Short exercise: Across the entries below, count the lines in which the word "number" occurs. Reply with the count alone.
═════ Given data
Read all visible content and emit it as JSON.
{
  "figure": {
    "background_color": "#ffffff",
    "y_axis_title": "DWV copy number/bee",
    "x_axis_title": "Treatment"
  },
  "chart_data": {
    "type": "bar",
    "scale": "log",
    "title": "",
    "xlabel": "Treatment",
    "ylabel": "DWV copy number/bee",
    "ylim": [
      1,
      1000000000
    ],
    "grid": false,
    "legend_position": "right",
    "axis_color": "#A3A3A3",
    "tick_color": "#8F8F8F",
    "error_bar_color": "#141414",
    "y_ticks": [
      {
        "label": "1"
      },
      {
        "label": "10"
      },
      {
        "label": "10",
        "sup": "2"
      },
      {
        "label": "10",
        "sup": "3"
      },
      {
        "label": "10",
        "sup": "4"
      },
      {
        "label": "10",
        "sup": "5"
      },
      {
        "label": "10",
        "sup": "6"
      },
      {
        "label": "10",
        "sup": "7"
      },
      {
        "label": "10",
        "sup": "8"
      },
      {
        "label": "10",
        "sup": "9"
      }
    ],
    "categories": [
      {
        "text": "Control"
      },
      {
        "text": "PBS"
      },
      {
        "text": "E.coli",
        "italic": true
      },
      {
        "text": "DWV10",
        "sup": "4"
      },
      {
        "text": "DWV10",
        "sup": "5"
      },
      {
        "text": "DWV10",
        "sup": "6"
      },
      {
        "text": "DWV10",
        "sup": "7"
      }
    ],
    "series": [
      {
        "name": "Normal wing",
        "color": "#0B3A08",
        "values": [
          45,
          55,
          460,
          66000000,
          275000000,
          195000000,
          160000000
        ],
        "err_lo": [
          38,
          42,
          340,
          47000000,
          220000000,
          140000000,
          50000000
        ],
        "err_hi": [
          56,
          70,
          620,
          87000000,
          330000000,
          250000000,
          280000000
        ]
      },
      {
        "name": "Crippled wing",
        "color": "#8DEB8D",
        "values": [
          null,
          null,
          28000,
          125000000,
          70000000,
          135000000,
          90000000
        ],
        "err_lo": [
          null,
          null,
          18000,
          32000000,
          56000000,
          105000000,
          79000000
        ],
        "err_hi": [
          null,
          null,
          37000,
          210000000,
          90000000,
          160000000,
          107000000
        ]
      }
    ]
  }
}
══════════
Result of this task: 2